TESTO —
—————

Monsù Oscar Eleni, per controbattere scherzosamente alla geniale invenzione lessicale di Enrico Campana, ribatterebbe chiamando Drazen Petrovic – il Mozart dei Canestri –  il Sandokan di Sebenico. 

Non sarebbe un’iperbole, né un’esagerazione: Drazen Petrovic, non certo e non soltanto per la sua repentina morte che abbiamo appena commemorato, nel giugno del 1993, su una maledetta autostrada tedesca in località Denkendorf, vicino a Ingolstadt, è stato l’epitome di una leggenda. Da quel giorno di giugno, il 7, il sole ha smesso di splendere sulla Croazia e su Zagabria, e soprattutto sul cimitero del Mirogoj, dove Drazen riposa con gli onori riservati a un’icona, poco distante da un’altra figura di folgorante grandezza del basket jugoslavo, quello cantato da Sergio Tavcar (uno dei tanti co-protagonisti di questo bello, bellissimo, intensso libro che Stefano Olivari ha dedicato all’epopea di Draze, dopo anni di lavoro): Kresimir Cosic.

Drazen Petrovic, dunque, ripercorso come un’epifania dello spirito attraverso le sue multiformi esperienze agonistiche: Sebenico (la squadra della sua città, ascesa alla gloria europea grazie a lui), il Cibona (la parentesi emotivamente più forte, per i drazeniani ortodossi), il Real Madrid e la carriera Nba, prima l’incolore parentesi a Portland, quindi la gloria raggiunta coi New Jersey Nets, entrando nel novero dei più grandi nell’epoca dei Jordan, dei Magic, dei Bird.. Una cavalcata trionfale, una sinfonia appunto mozartiana fatta di continui acuti e suonate capace di deliziare.

QUELLA FINALE CON RIETI..TU CHIAMALA, SE VUOI, OSSESSIONE

“Mi sono assunto, com’è mio costume, la causa generale dei disgraziati” Lucio Sergio Catilina

“C’era qualcosa, nel suo gioco e nella sua personalità, che trascendeva la pallacanestro e faceva entrare lo spettatore in un’altra dimensione. Le sue non erano partite, ma sfide continue agli avversari e a sè stesso’, scrive l’autore. Tavcar la chiamerà ‘ossessione per il gioco’. A 16 anni, nel 1980, Drazen (una guardia che non si può neppure definire ‘solo’ tiratrice, dacché il suo è un basket totale) prende per mano il Sibenka sino ai vertici del basket jugoslavo ed europeo: Moka Slavnic, più vecchio di Drazen e già onusto di gloria, fa coppia con lui in un quintetto che passa alla storia del cesto balcanico, Slavnic-Petrovic-Saric-Vucica-Slavica. Ortodossia pura, in piena guerra fredda e autarchia cestistica. Nel 1981 Drazen ha 17 anni, eppure trentella con soave lievità. Nella coppa Korac di quell’anno, Sibenico affronta l’Acqua Fabia Rieti di un giovane Brunamonti, Zeno e del grande Willie Sourjorner. A Rieti si studia per marcare Dranze con Brunamonti e Sanesi; niente da fare, 40 punti di Drazen e vittoria 104-99 al supplementare (lo diciamo nel giorno dopo la morte del grande Renato Milardi, presidente e artefice del miracolo del basket rietino). Drazen perderà solo in finale contro Limoges, nel palazzo di Padova. Dopo la famosa sconfitta ‘politica’ contro il Bosna nella finale scudetto jugoslava del 1982 (Sebenico vince sul campo, il giorno dopo la vittoria viene cancellata giudicando fuori tempo il fallo di un giocatore di Sarajevo: la politica, nel regime di Tito, valeva molto più del campo), nel 1984 Drazen spicca il volo verso il Cibona Zagabria dove trova suo fratello Aco (più vecchio di qualche anno, rispetto al Diavolo di Sebenico) ma dove soprattutto ascenderà alla definitiva. Gloria. Il suo stipendio dell’epoca? Corrisposto in dinari, equiparabile a 1.000 dollari al mese.

—————

DATI DEL COMPITO —

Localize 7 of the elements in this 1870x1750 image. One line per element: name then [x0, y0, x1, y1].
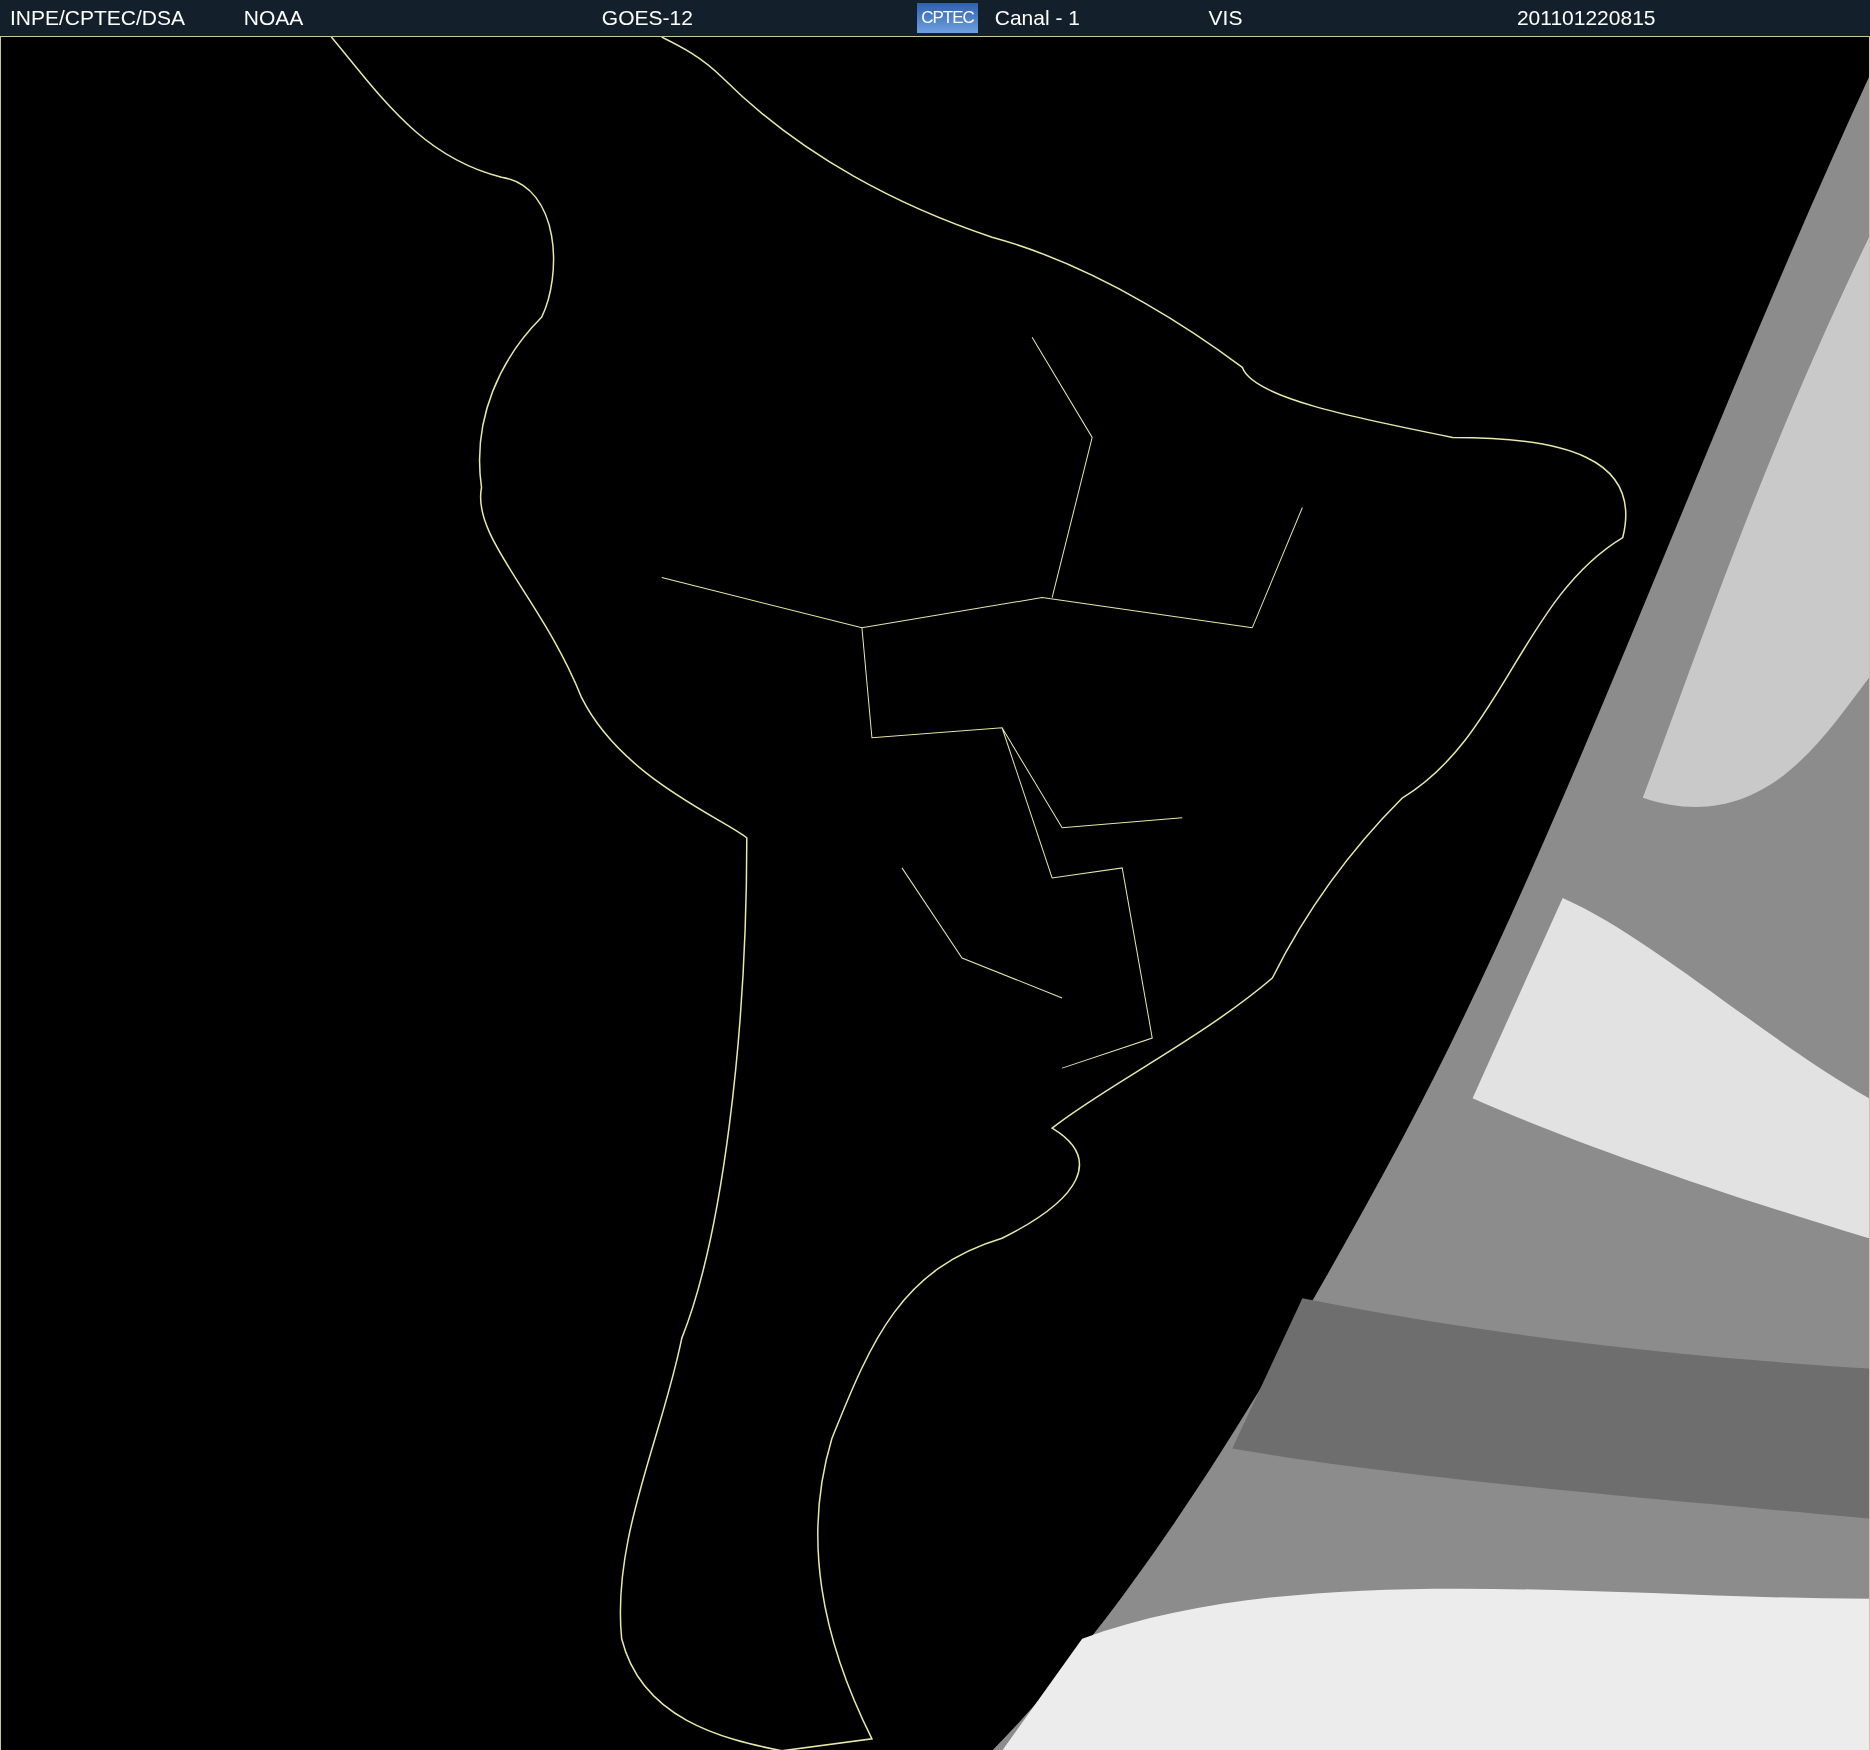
header-text: 201101220815 — [1516, 6, 1656, 30]
header-text: GOES-12 — [601, 6, 693, 30]
header-text: Canal - 1 — [994, 6, 1080, 30]
header-text: INPE/CPTEC/DSA — [10, 6, 186, 30]
header-text: VIS — [1208, 6, 1243, 30]
logo: CPTEC — [917, 3, 978, 33]
header-text: NOAA — [243, 6, 304, 30]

—————

ELENCO COMPITI —
(a) Ripeti parola per parola tutti i record riportati sopra, lasciando fuori le immagini.
(b) Riprendi il testo su Drazen Petrovic e portalo avanti dal punto in cui si ferma.

RISPOSTE —
(a)
Localize 7 of the elements in this 1870x1750 image. One line per element: name then [x0, y0, x1, y1].
header-text: 201101220815 — [1516, 6, 1656, 30]
header-text: GOES-12 — [601, 6, 693, 30]
header-text: Canal - 1 — [994, 6, 1080, 30]
header-text: INPE/CPTEC/DSA — [10, 6, 186, 30]
header-text: VIS — [1208, 6, 1243, 30]
logo: CPTEC — [917, 3, 978, 33]
header-text: NOAA — [243, 6, 304, 30]

(b)
LA NOTTE DI SABONIS E JUNGEBRAND

zar sabonis

“Urlava di dolore e di vittoria e non capiva niente e si teneva stretto al ramo, alla spada, nel momento disperato di chi ha vinto la prima volta ed ora sa che strazio è vincere, e sa che è ormai impegnato a continuare la via che ha scelto e non gli sarà dato lo scampo di chi fallisce” Italo Calvino 

Nella stagione 1984-85, Drazen ha 20 anni e con indosso la maglia bianca del Cibona e a fianco comprimari di assoluta grandezza (Cutura, Arapovic padre, Nakic, suo fratello Aco) entra dritto nella storia del basket europeo, incantando nei gironi di coppa dei Campioni: Mirko Novosel in panca, il Cibona perde a Bologna contro la Virtus 81-72 (Drazen 31), vince col Maccabi (31), perde col Bancoroma di Bianchini (28). Con una media stellare di 31 punti per  gara, Drazen è il top scorere e il 3 aprile 1985 sfida il Real Madrid in finale. Dirimpetto, Drazen si trova giocatori del calibro di Iturriaga, Corbalan, il compianto Fernando Martin. Niente da fare: 10 punti nel primo tempo, 26 nel secondo, Drazen dice 36 e il Cibona alza la sua prima Coppa dei Campioni, 87-78. Al suo fianco un altro grande veterano come Andro Knego. Nella stagione successiva, 85-86, l’apogeo: Drazen viaggia a 43 punti di media nel campionato slavo e a 37 in coppa Campioni: 44 rifilati al Maccabi di Berkovitz, 47 l’11 dicembre 1985 alla Simac di D’Antoni, Peterson, Gallo sr. e Russ Schoene, 49 a Madrid contro il Real. Un anno dopo, il 3 aprile 1986, ci sono un sacco di italiani sintonizzati e osannanti davanti al teleschermo, telecronaca di Tavcar: la finale di coppa dei Campioni è Cibona Zagabria-Zalgiris Kaunas. Drazen contro il Principe del Baltico, al secolo Arvidas Sabonis, l’unico la cui grandezza poteva non essere abbacinata dal talento di Mozart. E’ una notte da Titani, allo Sportcsarnok di Budapest, dove al tramonto dell’impero sovietico si scontrano una squadra jugoslava che diverrà croata ed una russa che diverrà lituana, rendendo plasticamente l’idea della dissoluzione post diaspora. Arbitra una leggenda come Carl Jungenbrand, che vede Sabonis sferrare un pugno a Nakic: espulsione per lo Zar, che finisce con 27 punti in 31 minuti. Ne segna 24 il grande Cveticanin, ne mette 22 Drazen, seconda coppa dei Campioni issata al cielo e in fila.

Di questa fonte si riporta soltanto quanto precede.